§ Exercise description:
Return the full material exactly.

§ Rows:
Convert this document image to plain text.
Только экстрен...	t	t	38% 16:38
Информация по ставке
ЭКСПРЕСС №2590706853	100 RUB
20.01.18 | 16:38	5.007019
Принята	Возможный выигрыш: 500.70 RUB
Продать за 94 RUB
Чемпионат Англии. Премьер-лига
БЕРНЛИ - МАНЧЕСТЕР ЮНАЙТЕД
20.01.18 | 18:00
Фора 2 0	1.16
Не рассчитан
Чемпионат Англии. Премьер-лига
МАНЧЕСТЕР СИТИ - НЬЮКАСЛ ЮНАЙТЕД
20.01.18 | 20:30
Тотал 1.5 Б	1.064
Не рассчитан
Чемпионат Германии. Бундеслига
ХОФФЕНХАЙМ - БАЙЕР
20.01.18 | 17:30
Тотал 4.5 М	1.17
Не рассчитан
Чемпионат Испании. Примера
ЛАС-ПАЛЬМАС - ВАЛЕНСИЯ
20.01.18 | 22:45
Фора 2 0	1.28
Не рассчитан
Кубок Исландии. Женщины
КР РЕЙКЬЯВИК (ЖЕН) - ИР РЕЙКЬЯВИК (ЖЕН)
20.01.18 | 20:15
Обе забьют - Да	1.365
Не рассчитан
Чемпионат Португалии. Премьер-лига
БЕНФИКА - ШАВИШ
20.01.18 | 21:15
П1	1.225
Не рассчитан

§ Result:
Convert this document image to plain text.
Только экстрен...	t	t	38% 16:38
Информация по ставке
ЭКСПРЕСС №2590706853	100 RUB
20.01.18 | 16:38	5.007019
Принята	Возможный выигрыш: 500.70 RUB
Продать за 94 RUB
Чемпионат Англии. Премьер-лига
БЕРНЛИ - МАНЧЕСТЕР ЮНАЙТЕД
20.01.18 | 18:00
Фора 2 0	1.16
Не рассчитан
Чемпионат Англии. Премьер-лига
МАНЧЕСТЕР СИТИ - НЬЮКАСЛ ЮНАЙТЕД
20.01.18 | 20:30
Тотал 1.5 Б	1.064
Не рассчитан
Чемпионат Германии. Бундеслига
ХОФФЕНХАЙМ - БАЙЕР
20.01.18 | 17:30
Тотал 4.5 М	1.17
Не рассчитан
Чемпионат Испании. Примера
ЛАС-ПАЛЬМАС - ВАЛЕНСИЯ
20.01.18 | 22:45
Фора 2 0	1.28
Не рассчитан
Кубок Исландии. Женщины
КР РЕЙКЬЯВИК (ЖЕН) - ИР РЕЙКЬЯВИК (ЖЕН)
20.01.18 | 20:15
Обе забьют - Да	1.365
Не рассчитан
Чемпионат Португалии. Премьер-лига
БЕНФИКА - ШАВИШ
20.01.18 | 21:15
П1	1.225
Не рассчитан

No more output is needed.